**Instruction:** Repeat the entire listing exactly as written.

(begin)

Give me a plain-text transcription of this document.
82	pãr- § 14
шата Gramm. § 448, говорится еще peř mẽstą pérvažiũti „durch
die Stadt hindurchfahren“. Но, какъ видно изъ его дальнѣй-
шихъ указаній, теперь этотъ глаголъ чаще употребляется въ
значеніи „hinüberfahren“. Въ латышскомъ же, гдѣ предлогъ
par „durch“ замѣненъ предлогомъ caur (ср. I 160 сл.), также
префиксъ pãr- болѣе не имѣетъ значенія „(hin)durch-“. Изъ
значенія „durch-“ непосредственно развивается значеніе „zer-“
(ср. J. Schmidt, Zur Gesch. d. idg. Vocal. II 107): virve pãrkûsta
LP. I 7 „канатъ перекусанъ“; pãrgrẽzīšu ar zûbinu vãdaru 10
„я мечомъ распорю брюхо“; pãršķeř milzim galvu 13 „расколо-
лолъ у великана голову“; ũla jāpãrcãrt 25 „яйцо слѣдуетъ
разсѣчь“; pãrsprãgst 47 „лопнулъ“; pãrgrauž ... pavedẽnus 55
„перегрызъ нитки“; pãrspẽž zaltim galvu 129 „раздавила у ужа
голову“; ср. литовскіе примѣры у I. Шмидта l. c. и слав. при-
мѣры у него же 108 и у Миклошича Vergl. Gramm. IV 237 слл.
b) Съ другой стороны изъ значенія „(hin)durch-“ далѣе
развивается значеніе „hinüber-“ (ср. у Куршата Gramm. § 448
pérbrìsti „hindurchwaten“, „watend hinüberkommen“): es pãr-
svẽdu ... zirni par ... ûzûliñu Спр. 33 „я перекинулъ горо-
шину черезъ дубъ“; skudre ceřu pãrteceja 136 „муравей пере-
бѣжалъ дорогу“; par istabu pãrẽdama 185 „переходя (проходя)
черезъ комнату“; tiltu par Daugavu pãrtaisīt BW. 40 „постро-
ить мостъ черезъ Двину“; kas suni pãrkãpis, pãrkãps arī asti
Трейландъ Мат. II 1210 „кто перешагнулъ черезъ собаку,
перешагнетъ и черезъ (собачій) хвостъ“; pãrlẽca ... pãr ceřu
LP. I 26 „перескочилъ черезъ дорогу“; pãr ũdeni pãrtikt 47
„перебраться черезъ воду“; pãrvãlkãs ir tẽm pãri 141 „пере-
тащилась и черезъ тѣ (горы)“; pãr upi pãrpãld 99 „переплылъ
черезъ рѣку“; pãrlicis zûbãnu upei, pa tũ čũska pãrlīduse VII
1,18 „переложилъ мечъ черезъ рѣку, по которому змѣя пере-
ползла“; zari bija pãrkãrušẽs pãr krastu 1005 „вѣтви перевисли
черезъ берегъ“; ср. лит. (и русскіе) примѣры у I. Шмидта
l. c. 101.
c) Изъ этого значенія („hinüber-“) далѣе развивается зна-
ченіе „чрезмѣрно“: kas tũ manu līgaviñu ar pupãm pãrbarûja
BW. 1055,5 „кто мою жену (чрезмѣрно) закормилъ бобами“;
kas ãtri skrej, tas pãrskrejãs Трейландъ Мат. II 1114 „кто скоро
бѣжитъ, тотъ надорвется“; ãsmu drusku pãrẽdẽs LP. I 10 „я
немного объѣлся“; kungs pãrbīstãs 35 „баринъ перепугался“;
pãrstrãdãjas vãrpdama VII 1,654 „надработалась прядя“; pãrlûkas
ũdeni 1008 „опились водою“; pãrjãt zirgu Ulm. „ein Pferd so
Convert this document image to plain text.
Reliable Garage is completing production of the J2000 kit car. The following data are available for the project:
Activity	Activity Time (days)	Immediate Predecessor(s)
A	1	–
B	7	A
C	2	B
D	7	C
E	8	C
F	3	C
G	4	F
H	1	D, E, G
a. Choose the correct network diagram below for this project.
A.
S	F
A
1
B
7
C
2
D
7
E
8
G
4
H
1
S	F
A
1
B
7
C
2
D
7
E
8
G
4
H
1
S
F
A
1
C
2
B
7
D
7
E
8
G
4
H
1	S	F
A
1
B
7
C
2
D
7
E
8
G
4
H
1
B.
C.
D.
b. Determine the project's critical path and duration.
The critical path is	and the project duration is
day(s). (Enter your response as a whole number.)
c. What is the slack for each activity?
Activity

(end)

**Output:**
Give me a plain-text transcription of this document.
82	pãr- § 14
шата Gramm. § 448, говорится еще peř mẽstą pérvažiũti „durch
die Stadt hindurchfahren“. Но, какъ видно изъ его дальнѣй-
шихъ указаній, теперь этотъ глаголъ чаще употребляется въ
значеніи „hinüberfahren“. Въ латышскомъ же, гдѣ предлогъ
par „durch“ замѣненъ предлогомъ caur (ср. I 160 сл.), также
префиксъ pãr- болѣе не имѣетъ значенія „(hin)durch-“. Изъ
значенія „durch-“ непосредственно развивается значеніе „zer-“
(ср. J. Schmidt, Zur Gesch. d. idg. Vocal. II 107): virve pãrkûsta
LP. I 7 „канатъ перекусанъ“; pãrgrẽzīšu ar zûbinu vãdaru 10
„я мечомъ распорю брюхо“; pãršķeř milzim galvu 13 „расколо-
лолъ у великана голову“; ũla jāpãrcãrt 25 „яйцо слѣдуетъ
разсѣчь“; pãrsprãgst 47 „лопнулъ“; pãrgrauž ... pavedẽnus 55
„перегрызъ нитки“; pãrspẽž zaltim galvu 129 „раздавила у ужа
голову“; ср. литовскіе примѣры у I. Шмидта l. c. и слав. при-
мѣры у него же 108 и у Миклошича Vergl. Gramm. IV 237 слл.
b) Съ другой стороны изъ значенія „(hin)durch-“ далѣе
развивается значеніе „hinüber-“ (ср. у Куршата Gramm. § 448
pérbrìsti „hindurchwaten“, „watend hinüberkommen“): es pãr-
svẽdu ... zirni par ... ûzûliñu Спр. 33 „я перекинулъ горо-
шину черезъ дубъ“; skudre ceřu pãrteceja 136 „муравей пере-
бѣжалъ дорогу“; par istabu pãrẽdama 185 „переходя (проходя)
черезъ комнату“; tiltu par Daugavu pãrtaisīt BW. 40 „постро-
ить мостъ черезъ Двину“; kas suni pãrkãpis, pãrkãps arī asti
Трейландъ Мат. II 1210 „кто перешагнулъ черезъ собаку,
перешагнетъ и черезъ (собачій) хвостъ“; pãrlẽca ... pãr ceřu
LP. I 26 „перескочилъ черезъ дорогу“; pãr ũdeni pãrtikt 47
„перебраться черезъ воду“; pãrvãlkãs ir tẽm pãri 141 „пере-
тащилась и черезъ тѣ (горы)“; pãr upi pãrpãld 99 „переплылъ
черезъ рѣку“; pãrlicis zûbãnu upei, pa tũ čũska pãrlīduse VII
1,18 „переложилъ мечъ черезъ рѣку, по которому змѣя пере-
ползла“; zari bija pãrkãrušẽs pãr krastu 1005 „вѣтви перевисли
черезъ берегъ“; ср. лит. (и русскіе) примѣры у I. Шмидта
l. c. 101.
c) Изъ этого значенія („hinüber-“) далѣе развивается зна-
ченіе „чрезмѣрно“: kas tũ manu līgaviñu ar pupãm pãrbarûja
BW. 1055,5 „кто мою жену (чрезмѣрно) закормилъ бобами“;
kas ãtri skrej, tas pãrskrejãs Трейландъ Мат. II 1114 „кто скоро
бѣжитъ, тотъ надорвется“; ãsmu drusku pãrẽdẽs LP. I 10 „я
немного объѣлся“; kungs pãrbīstãs 35 „баринъ перепугался“;
pãrstrãdãjas vãrpdama VII 1,654 „надработалась прядя“; pãrlûkas
ũdeni 1008 „опились водою“; pãrjãt zirgu Ulm. „ein Pferd so
Convert this document image to plain text.
Reliable Garage is completing production of the J2000 kit car. The following data are available for the project:
Activity	Activity Time (days)	Immediate Predecessor(s)
A	1	–
B	7	A
C	2	B
D	7	C
E	8	C
F	3	C
G	4	F
H	1	D, E, G
a. Choose the correct network diagram below for this project.
A.
S	F
A
1
B
7
C
2
D
7
E
8
G
4
H
1
S	F
A
1
B
7
C
2
D
7
E
8
G
4
H
1
S
F
A
1
C
2
B
7
D
7
E
8
G
4
H
1	S	F
A
1
B
7
C
2
D
7
E
8
G
4
H
1
B.
C.
D.
b. Determine the project's critical path and duration.
The critical path is	and the project duration is
day(s). (Enter your response as a whole number.)
c. What is the slack for each activity?
Activity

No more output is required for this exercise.